Page image transcription data:
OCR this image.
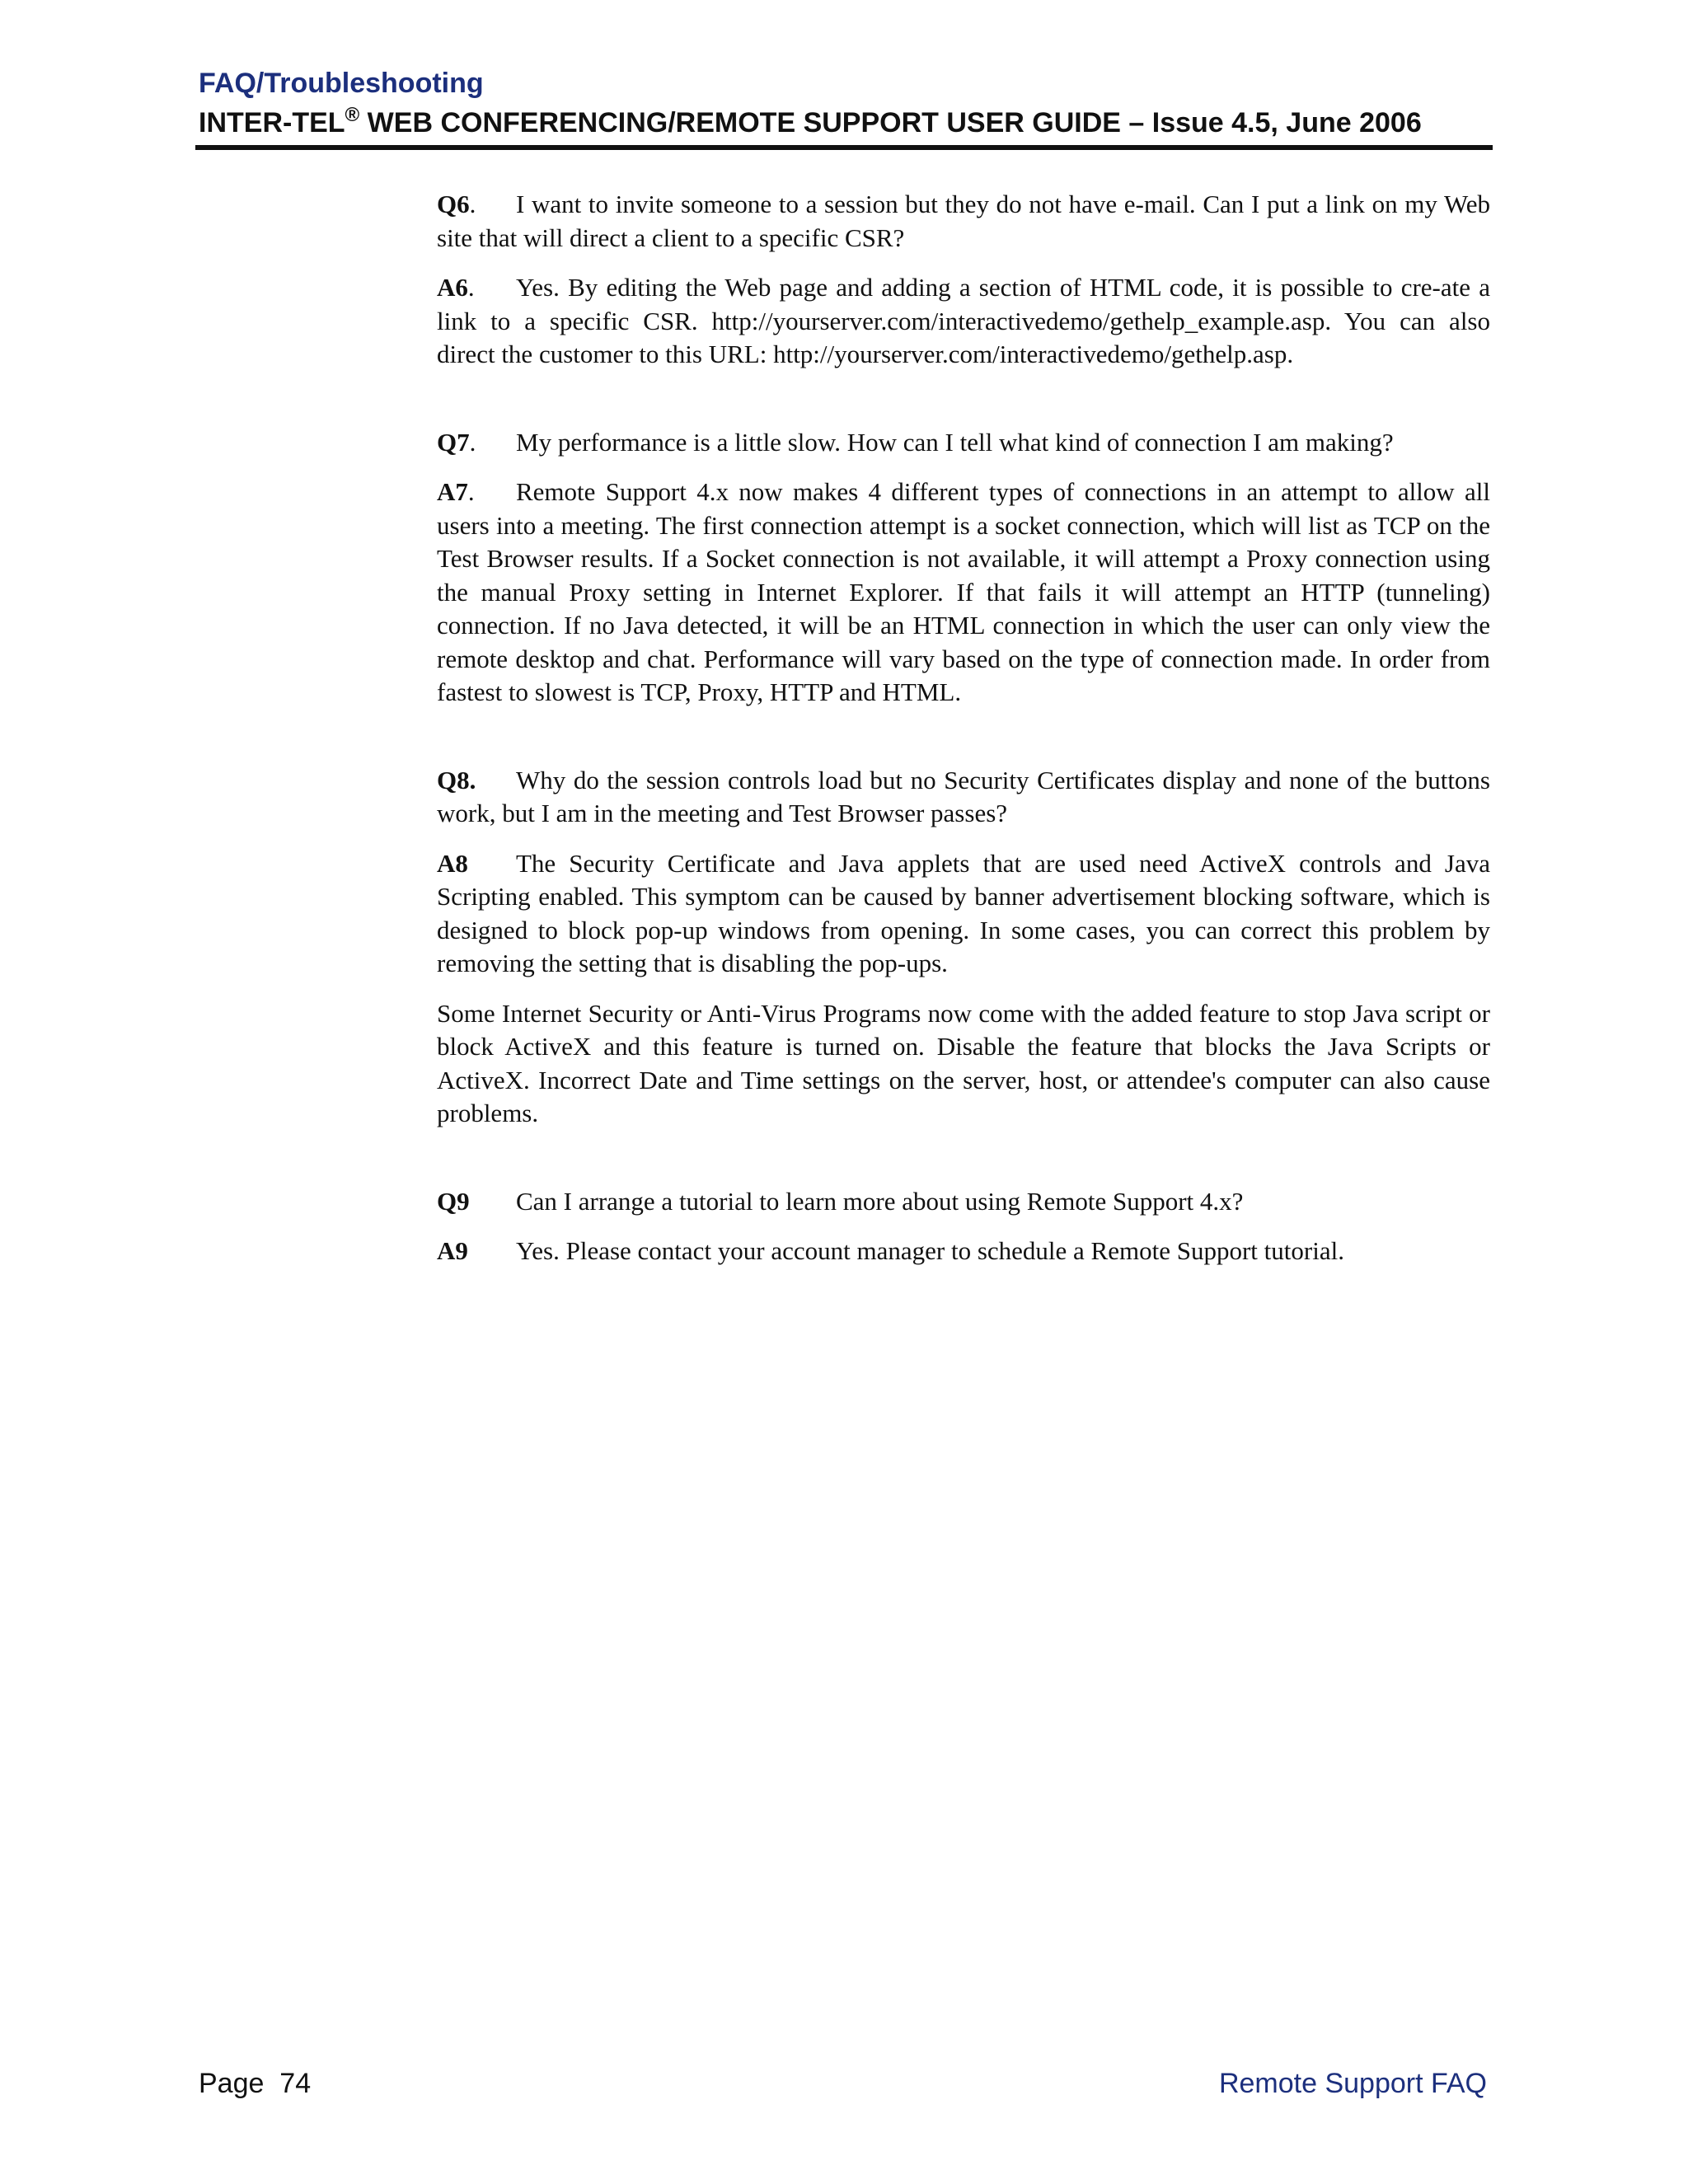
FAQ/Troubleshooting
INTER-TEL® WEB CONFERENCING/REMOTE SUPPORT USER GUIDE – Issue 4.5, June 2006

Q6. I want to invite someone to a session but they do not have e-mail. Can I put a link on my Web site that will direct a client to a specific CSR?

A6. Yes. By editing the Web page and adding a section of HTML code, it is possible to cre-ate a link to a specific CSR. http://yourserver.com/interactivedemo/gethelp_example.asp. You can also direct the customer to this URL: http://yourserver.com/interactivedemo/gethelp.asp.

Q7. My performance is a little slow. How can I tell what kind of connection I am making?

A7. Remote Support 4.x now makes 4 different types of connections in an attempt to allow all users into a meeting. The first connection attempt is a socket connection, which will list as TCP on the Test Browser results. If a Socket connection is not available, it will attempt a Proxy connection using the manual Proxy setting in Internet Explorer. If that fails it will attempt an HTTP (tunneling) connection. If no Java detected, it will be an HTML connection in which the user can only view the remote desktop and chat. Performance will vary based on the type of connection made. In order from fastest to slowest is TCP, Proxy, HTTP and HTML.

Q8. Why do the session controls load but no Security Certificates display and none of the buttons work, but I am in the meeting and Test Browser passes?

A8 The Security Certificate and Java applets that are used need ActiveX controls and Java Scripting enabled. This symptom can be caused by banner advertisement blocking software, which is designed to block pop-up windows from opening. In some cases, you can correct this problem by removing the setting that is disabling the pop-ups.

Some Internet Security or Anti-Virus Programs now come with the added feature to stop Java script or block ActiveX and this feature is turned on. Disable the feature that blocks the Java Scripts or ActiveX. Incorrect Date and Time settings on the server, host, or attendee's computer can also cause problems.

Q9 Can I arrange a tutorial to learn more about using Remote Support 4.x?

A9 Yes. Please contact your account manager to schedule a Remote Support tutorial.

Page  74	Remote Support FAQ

### [Problem to work on]
Retype each line of the records exactly as it reads; no pictures belong in the copy.

### [Answer to this problem]
OCR this image.
FAQ/Troubleshooting
INTER-TEL® WEB CONFERENCING/REMOTE SUPPORT USER GUIDE – Issue 4.5, June 2006

Q6. I want to invite someone to a session but they do not have e-mail. Can I put a link on my Web site that will direct a client to a specific CSR?

A6. Yes. By editing the Web page and adding a section of HTML code, it is possible to cre-ate a link to a specific CSR. http://yourserver.com/interactivedemo/gethelp_example.asp. You can also direct the customer to this URL: http://yourserver.com/interactivedemo/gethelp.asp.

Q7. My performance is a little slow. How can I tell what kind of connection I am making?

A7. Remote Support 4.x now makes 4 different types of connections in an attempt to allow all users into a meeting. The first connection attempt is a socket connection, which will list as TCP on the Test Browser results. If a Socket connection is not available, it will attempt a Proxy connection using the manual Proxy setting in Internet Explorer. If that fails it will attempt an HTTP (tunneling) connection. If no Java detected, it will be an HTML connection in which the user can only view the remote desktop and chat. Performance will vary based on the type of connection made. In order from fastest to slowest is TCP, Proxy, HTTP and HTML.

Q8. Why do the session controls load but no Security Certificates display and none of the buttons work, but I am in the meeting and Test Browser passes?

A8 The Security Certificate and Java applets that are used need ActiveX controls and Java Scripting enabled. This symptom can be caused by banner advertisement blocking software, which is designed to block pop-up windows from opening. In some cases, you can correct this problem by removing the setting that is disabling the pop-ups.

Some Internet Security or Anti-Virus Programs now come with the added feature to stop Java script or block ActiveX and this feature is turned on. Disable the feature that blocks the Java Scripts or ActiveX. Incorrect Date and Time settings on the server, host, or attendee's computer can also cause problems.

Q9 Can I arrange a tutorial to learn more about using Remote Support 4.x?

A9 Yes. Please contact your account manager to schedule a Remote Support tutorial.

Page  74	Remote Support FAQ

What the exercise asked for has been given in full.